Siteseen Logo

Camp David Accords

Jimmy Carter

Camp David Accords: Jimmy Carter was the 39th American President who served in office from January 20, 1977 to January 20, 1981. One of the important events during his presidency was the Camp David Accords.

Definition and Summary of the Camp David Accords
Summary and definition:
The Camp David Accords was a peace treaty signed September 17, 1978 between Israel and Egypt at Camp David, the country retreat of the President of the United States. The Camp David Accords were agreed during 12 days of talks between Egyptian President Anwar El Sadat, Israeli Prime Minister Menachem Begin and the host of the talks U.S. President Jimmy Carter.

The two nations of  Israel and Egypt had been bitter enemies for decades. The role of President Carter as the broker of the historic peace treaty, referred to as the Camp David Accords, was hailed as a great success, and perceived as marking the first step to achieving peace in the Middle East. Most other Arab nations, and many Egyptians, denounced the treaty and Egypt  was expelled from the Arab League. President Anwar Sadat's signing of the Camp David Accords led to his assassination in 1981 by dissatisfied Islamic extremists from within Egypt.

Camp David Accords Facts for kids: The Arab-Israeli Conflict
The historical context of the Arab-Israeli Conflict will help with the understanding of the history of the Middle East and the Camp David Accords providing an overview of historical events behind the clashes between Israel and Palestine.

Facts about Camp David Accords
The following fact sheet contains interesting facts and information on Camp David Accords.

Camp David, a presidential retreat located in in Catoctin Mountain Park, Maryland about 62 miles (100 km) north of Washington, D.C.

The 'Accords' were a series of secret negotiations and agreements made over a period of 12 days by Egyptian President Sadat and Israeli Prime Minister Begin that were mediated by President Jimmy Carter.

Camp David Accords were held from September 5, 1978 to September 17, 1978 and intended as a "Framework for Peace in the Middle East".

Although the Camp David Accords were two-sided agreements between Egypt and Israel they also proposed a framework for Palestinian autonomy on the West Bank and in Gaza, the non-Egyptian territories occupied by Israel during the 1967 War.

History: There were four major wars between Israel and its neighbors, generally led by Egypt: the 1948 Arab-Israeli War, the 1956 Sinai Campaign and the Suez Crisis, the 1967 Six-Day War and the 1973 Yom Kippur War

History: In 1947 The United Nations (UN) voted to partition Palestine establishing a Jewish state, an Arab state, and an independent Jerusalem under a UN trusteeship. However the Arabs opposed partition.

+ + + +

* YOUR GOAL: Pick up the Camp David Accords fact sheet after its last sentence and continue writing it.

+ + + +

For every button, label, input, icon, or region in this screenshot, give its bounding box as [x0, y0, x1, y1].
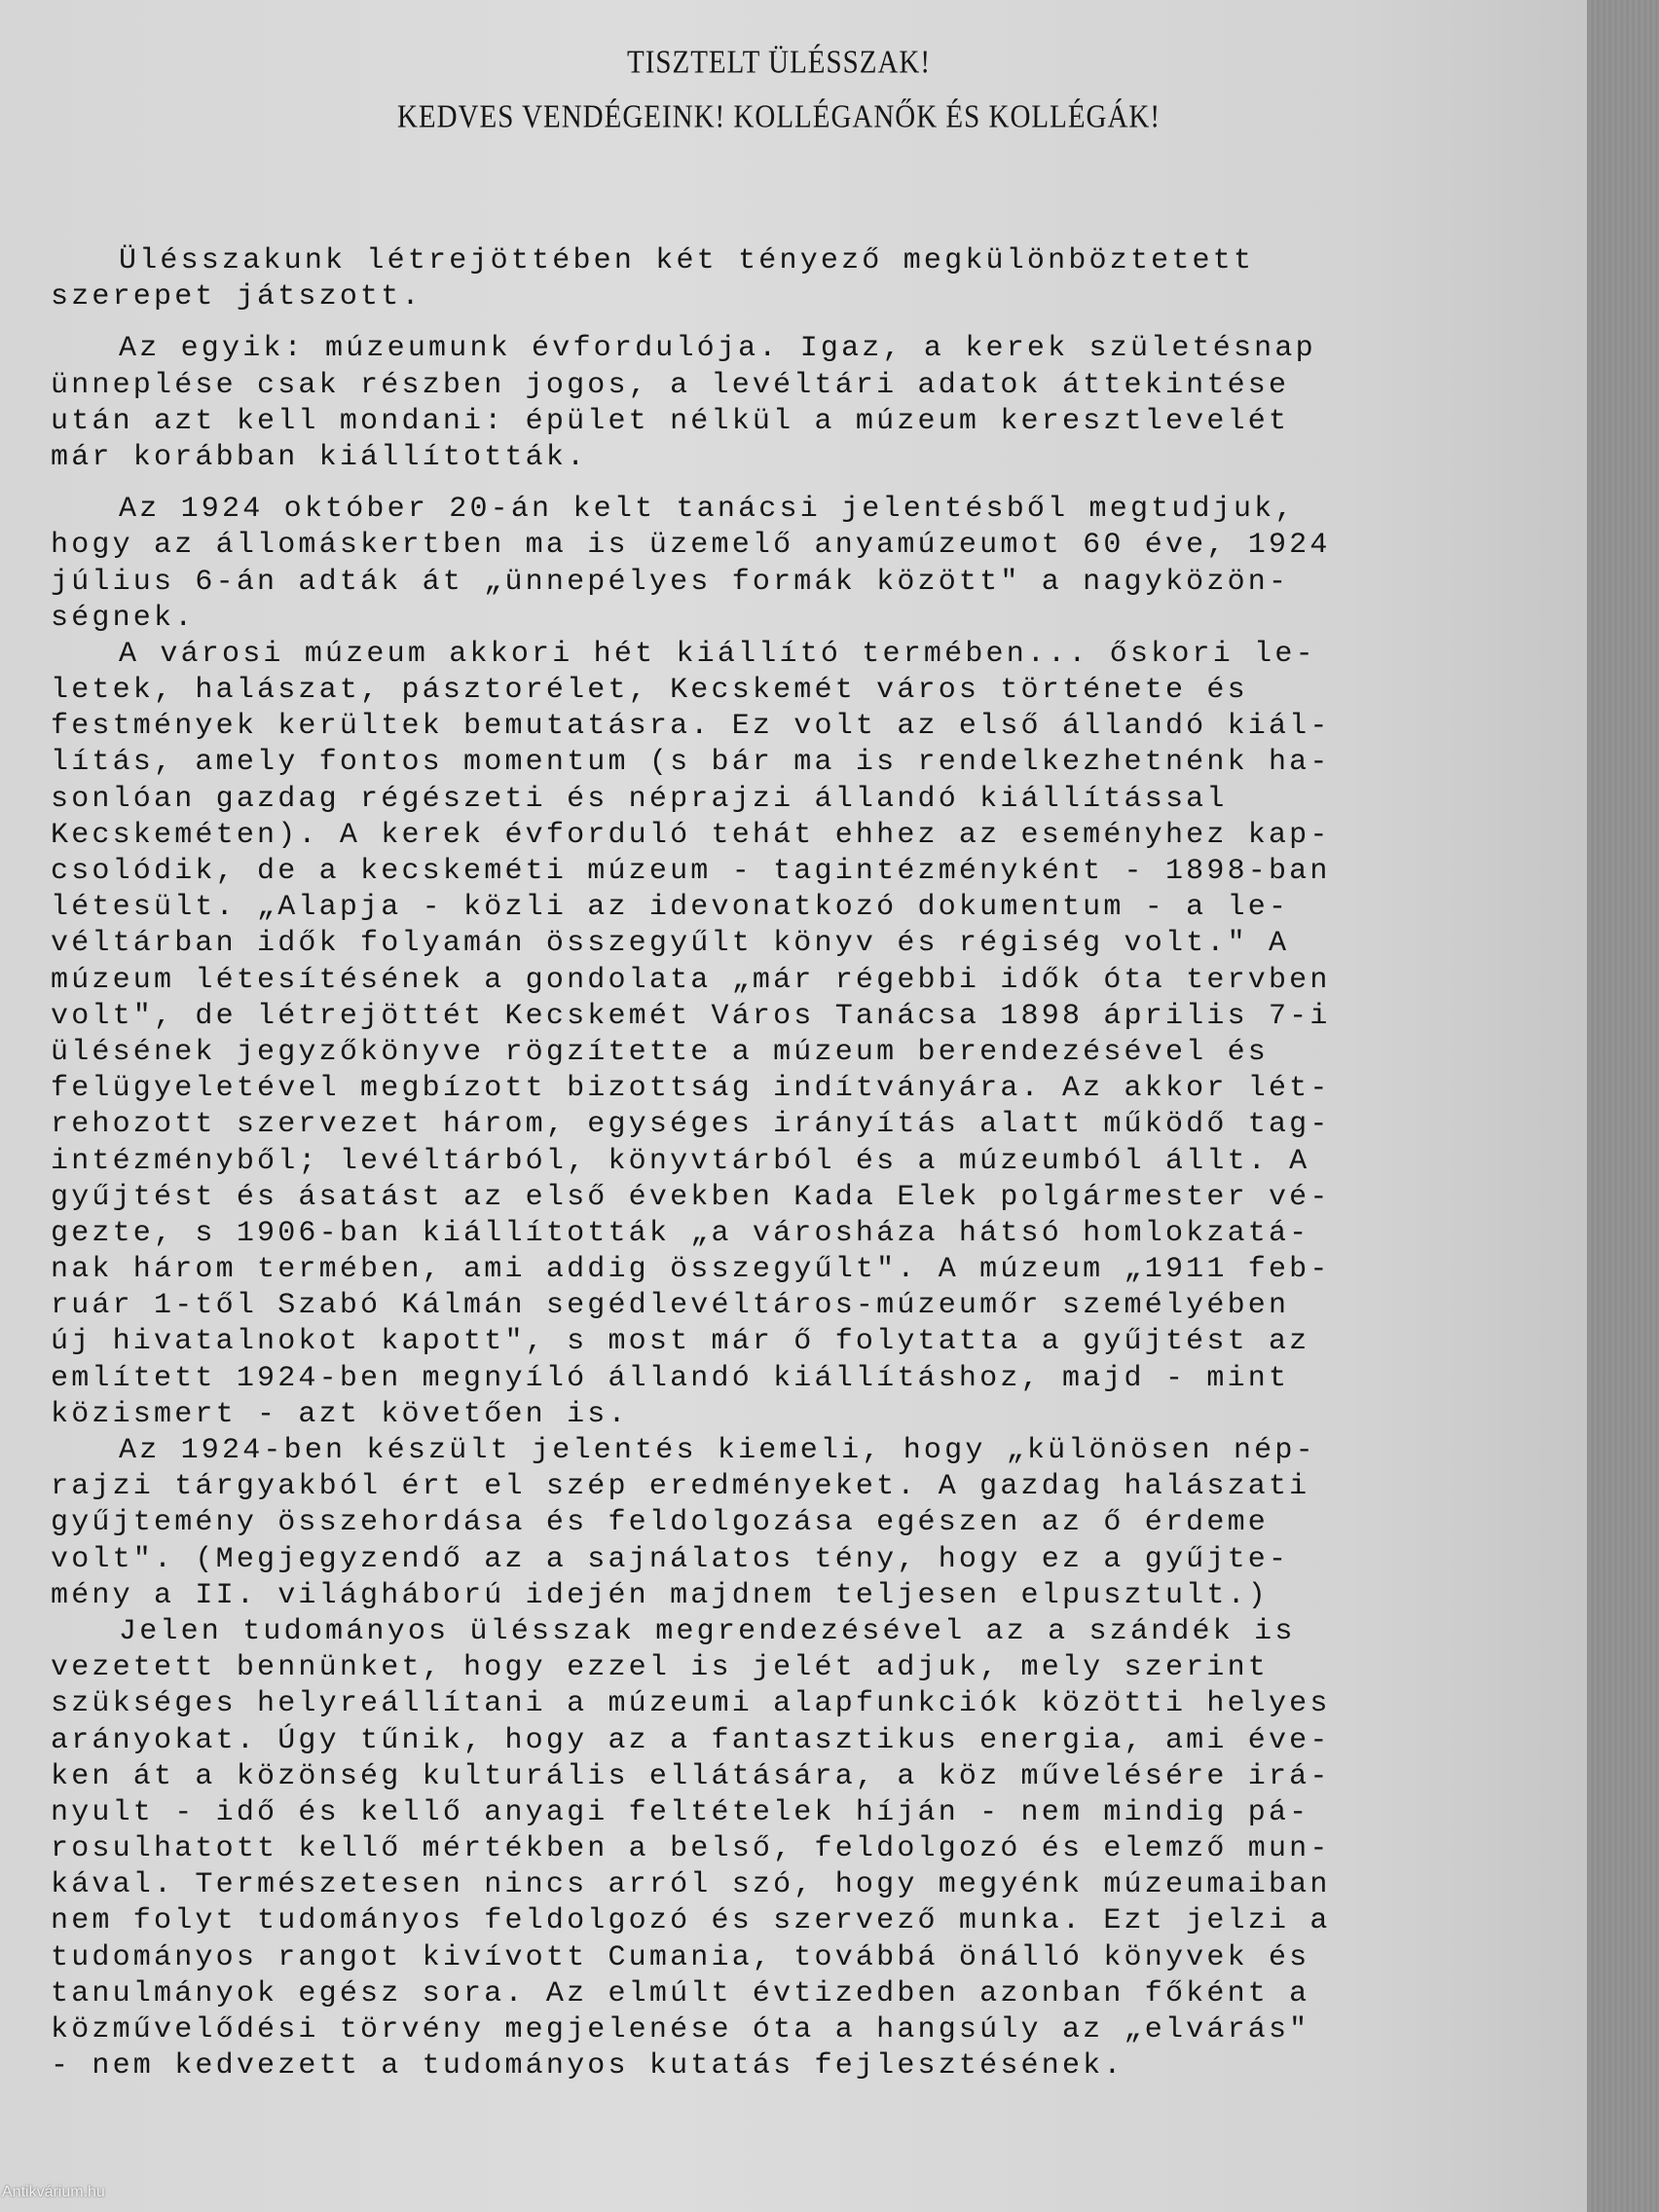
text-line: Az 1924-ben készült jelentés kiemeli, ho… [51, 1433, 1569, 1469]
text-line: közművelődési törvény megjelenése óta a … [51, 2012, 1569, 2048]
watermark: Antikvárium.hu [2, 2184, 105, 2201]
text-line: említett 1924-ben megnyíló állandó kiáll… [51, 1361, 1569, 1397]
paragraph-gap [51, 315, 1569, 331]
paragraph: Az 1924 október 20-án kelt tanácsi jelen… [51, 492, 1569, 637]
text-line: Az 1924 október 20-án kelt tanácsi jelen… [51, 492, 1569, 528]
text-line: csolódik, de a kecskeméti múzeum - tagin… [51, 854, 1569, 890]
paragraph: Az egyik: múzeumunk évfordulója. Igaz, a… [51, 331, 1569, 476]
text-line: volt". (Megjegyzendő az a sajnálatos tén… [51, 1542, 1569, 1578]
text-line: gezte, s 1906-ban kiállították „a városh… [51, 1216, 1569, 1252]
text-line: hogy az állomáskertben ma is üzemelő any… [51, 528, 1569, 564]
text-line: kával. Természetesen nincs arról szó, ho… [51, 1867, 1569, 1903]
text-line: már korábban kiállították. [51, 440, 1569, 476]
text-line: létesült. „Alapja - közli az idevonatkoz… [51, 890, 1569, 926]
text-line: letek, halászat, pásztorélet, Kecskemét … [51, 673, 1569, 709]
paragraph: Ülésszakunk létrejöttében két tényező me… [51, 243, 1569, 315]
text-line: sonlóan gazdag régészeti és néprajzi áll… [51, 782, 1569, 818]
text-line: mény a II. világháború idején majdnem te… [51, 1578, 1569, 1614]
text-line: szükséges helyreállítani a múzeumi alapf… [51, 1686, 1569, 1722]
text-line: július 6-án adták át „ünnepélyes formák … [51, 565, 1569, 601]
text-line: ülésének jegyzőkönyve rögzítette a múzeu… [51, 1035, 1569, 1071]
text-line: tanulmányok egész sora. Az elmúlt évtize… [51, 1976, 1569, 2012]
text-line: A városi múzeum akkori hét kiállító term… [51, 637, 1569, 673]
text-line: lítás, amely fontos momentum (s bár ma i… [51, 745, 1569, 781]
text-line: ken át a közönség kulturális ellátására,… [51, 1759, 1569, 1795]
text-line: tudományos rangot kivívott Cumania, tová… [51, 1940, 1569, 1976]
document-salutation: KEDVES VENDÉGEINK! KOLLÉGANŐK ÉS KOLLÉGÁ… [0, 99, 1558, 136]
text-line: Az egyik: múzeumunk évfordulója. Igaz, a… [51, 331, 1569, 367]
paragraph: Jelen tudományos ülésszak megrendezéséve… [51, 1614, 1569, 2084]
text-line: közismert - azt követően is. [51, 1397, 1569, 1433]
text-line: Jelen tudományos ülésszak megrendezéséve… [51, 1614, 1569, 1650]
paragraph-gap [51, 476, 1569, 492]
text-line: Kecskeméten). A kerek évforduló tehát eh… [51, 818, 1569, 854]
page-edge-shadow [1587, 0, 1659, 2212]
text-line: nyult - idő és kellő anyagi feltételek h… [51, 1795, 1569, 1831]
text-line: gyűjtést és ásatást az első években Kada… [51, 1180, 1569, 1216]
document-title: TISZTELT ÜLÉSSZAK! [0, 45, 1558, 82]
text-line: festmények kerültek bemutatásra. Ez volt… [51, 709, 1569, 745]
text-line: felügyeletével megbízott bizottság indít… [51, 1071, 1569, 1107]
text-line: rajzi tárgyakból ért el szép eredményeke… [51, 1469, 1569, 1505]
text-line: intézményből; levéltárból, könyvtárból é… [51, 1144, 1569, 1180]
text-line: arányokat. Úgy tűnik, hogy az a fantaszt… [51, 1723, 1569, 1759]
text-line: ünneplése csak részben jogos, a levéltár… [51, 368, 1569, 404]
text-line: véltárban idők folyamán összegyűlt könyv… [51, 926, 1569, 962]
text-line: ruár 1-től Szabó Kálmán segédlevéltáros-… [51, 1288, 1569, 1324]
text-line: szerepet játszott. [51, 279, 1569, 315]
text-line: után azt kell mondani: épület nélkül a m… [51, 404, 1569, 440]
paragraph: A városi múzeum akkori hét kiállító term… [51, 637, 1569, 1433]
text-line: múzeum létesítésének a gondolata „már ré… [51, 963, 1569, 999]
text-line: rehozott szervezet három, egységes irány… [51, 1107, 1569, 1143]
text-line: új hivatalnokot kapott", s most már ő fo… [51, 1324, 1569, 1360]
text-line: gyűjtemény összehordása és feldolgozása … [51, 1505, 1569, 1541]
text-line: vezetett bennünket, hogy ezzel is jelét … [51, 1650, 1569, 1686]
document-body: Ülésszakunk létrejöttében két tényező me… [51, 243, 1569, 2084]
text-line: Ülésszakunk létrejöttében két tényező me… [51, 243, 1569, 279]
text-line: ségnek. [51, 601, 1569, 637]
text-line: nem folyt tudományos feldolgozó és szerv… [51, 1903, 1569, 1939]
paragraph: Az 1924-ben készült jelentés kiemeli, ho… [51, 1433, 1569, 1614]
text-line: volt", de létrejöttét Kecskemét Város Ta… [51, 999, 1569, 1035]
text-line: - nem kedvezett a tudományos kutatás fej… [51, 2048, 1569, 2084]
text-line: nak három termében, ami addig összegyűlt… [51, 1252, 1569, 1288]
text-line: rosulhatott kellő mértékben a belső, fel… [51, 1831, 1569, 1867]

+ + + +

* RESULT:
History: The 1948 Arab-Israeli War erupted in 1948 when Israel proclaimed its independence. There was no provision for a separate state for Arab Palestinians. Egypt took control of the Gaza Strip along the Mediterranean Sea, and Jordan assumed sovereignty over the West Bank (territory between Israel’s eastern border and the Jordan River), including East Jerusalem.

History: The 1956 Sinai Campaign and the Suez Crisis erupted erupted when the President of Egypt, Gamal Nasser, announced the nationalization of the Anglo-French Suez Canal Company, and Egyptian troops seized control of the Suez Canal. The Soviet Union intervened by offering to send troops to help Egypt and the US went on to nuclear alert and to avoid war, pressurized Britain and France to call off the invasion.

History: The Suez Crisis resulted in the Eisenhower Doctrine, a major commitment by the United States to the security and stability of the Middle East and the continuance of their fight against the increasing spread of Communism.

History: The Six-Day War broke out in June 1967 as Israel occupied the Golan Heights on Syrian land, on Israel’s northeastern border, and Egypt’s Sinai Peninsula. The Six-Day War was fought between Israel and all of its neighboring countries of Egypt, Syria, Jordan and Lebanon, aided by other Arab countries.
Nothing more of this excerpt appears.